__Directive__: Report every line below that holds the word "ἀποτελουμένη".

__Records__:

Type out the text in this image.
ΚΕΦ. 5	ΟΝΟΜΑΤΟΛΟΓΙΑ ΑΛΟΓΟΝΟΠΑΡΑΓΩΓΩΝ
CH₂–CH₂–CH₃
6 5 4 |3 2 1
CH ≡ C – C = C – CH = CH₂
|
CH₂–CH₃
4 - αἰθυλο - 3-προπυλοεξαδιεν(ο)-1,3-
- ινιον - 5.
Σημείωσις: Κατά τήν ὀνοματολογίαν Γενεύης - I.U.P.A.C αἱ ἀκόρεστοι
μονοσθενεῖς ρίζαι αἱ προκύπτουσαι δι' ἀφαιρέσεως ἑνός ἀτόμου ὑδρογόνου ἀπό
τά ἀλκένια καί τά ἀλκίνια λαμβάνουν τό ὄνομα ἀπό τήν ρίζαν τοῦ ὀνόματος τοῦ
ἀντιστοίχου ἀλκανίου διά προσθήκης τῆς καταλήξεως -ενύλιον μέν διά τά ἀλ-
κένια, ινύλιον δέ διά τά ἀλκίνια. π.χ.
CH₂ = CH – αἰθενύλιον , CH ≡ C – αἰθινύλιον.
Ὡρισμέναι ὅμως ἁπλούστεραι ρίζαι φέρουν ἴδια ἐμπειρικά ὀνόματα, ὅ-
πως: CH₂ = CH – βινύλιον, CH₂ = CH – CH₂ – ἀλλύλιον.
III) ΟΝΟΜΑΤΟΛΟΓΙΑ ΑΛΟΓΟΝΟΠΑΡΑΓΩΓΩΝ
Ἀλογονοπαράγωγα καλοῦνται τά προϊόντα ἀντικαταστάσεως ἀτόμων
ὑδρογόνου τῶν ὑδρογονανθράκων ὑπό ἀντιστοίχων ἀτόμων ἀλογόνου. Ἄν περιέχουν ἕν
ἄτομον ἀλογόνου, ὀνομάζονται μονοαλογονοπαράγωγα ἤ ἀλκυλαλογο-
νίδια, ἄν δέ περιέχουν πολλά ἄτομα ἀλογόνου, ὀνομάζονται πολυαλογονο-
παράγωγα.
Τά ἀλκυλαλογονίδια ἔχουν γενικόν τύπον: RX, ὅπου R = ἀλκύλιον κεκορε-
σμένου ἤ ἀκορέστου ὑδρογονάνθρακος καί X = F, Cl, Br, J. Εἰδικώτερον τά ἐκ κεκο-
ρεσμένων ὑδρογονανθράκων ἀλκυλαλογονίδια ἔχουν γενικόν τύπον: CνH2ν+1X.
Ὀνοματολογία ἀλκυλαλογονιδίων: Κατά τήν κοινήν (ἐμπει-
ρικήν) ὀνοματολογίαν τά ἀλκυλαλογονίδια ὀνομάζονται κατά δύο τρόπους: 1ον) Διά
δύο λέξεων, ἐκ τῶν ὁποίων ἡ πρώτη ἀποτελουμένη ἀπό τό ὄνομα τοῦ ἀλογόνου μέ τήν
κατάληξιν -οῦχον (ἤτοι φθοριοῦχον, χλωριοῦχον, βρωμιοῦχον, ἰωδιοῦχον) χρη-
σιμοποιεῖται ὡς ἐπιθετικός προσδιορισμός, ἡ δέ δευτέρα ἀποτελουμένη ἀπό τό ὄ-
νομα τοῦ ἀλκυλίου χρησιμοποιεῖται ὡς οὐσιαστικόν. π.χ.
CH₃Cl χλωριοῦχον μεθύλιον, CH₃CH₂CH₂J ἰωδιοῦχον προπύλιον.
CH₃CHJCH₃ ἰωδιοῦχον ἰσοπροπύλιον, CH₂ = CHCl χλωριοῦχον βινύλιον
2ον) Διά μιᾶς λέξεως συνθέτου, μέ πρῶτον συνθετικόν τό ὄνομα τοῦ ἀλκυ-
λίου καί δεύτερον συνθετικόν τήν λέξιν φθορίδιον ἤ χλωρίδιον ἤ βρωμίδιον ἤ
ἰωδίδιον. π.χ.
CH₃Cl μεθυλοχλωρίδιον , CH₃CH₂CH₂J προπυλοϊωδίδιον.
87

__Finished answer__:
δύο λέξεων, ἐκ τῶν ὁποίων ἡ πρώτη ἀποτελουμένη ἀπό τό ὄνομα τοῦ ἀλογόνου μέ τήν
σιμοποιεῖται ὡς ἐπιθετικός προσδιορισμός, ἡ δέ δευτέρα ἀποτελουμένη ἀπό τό ὄ-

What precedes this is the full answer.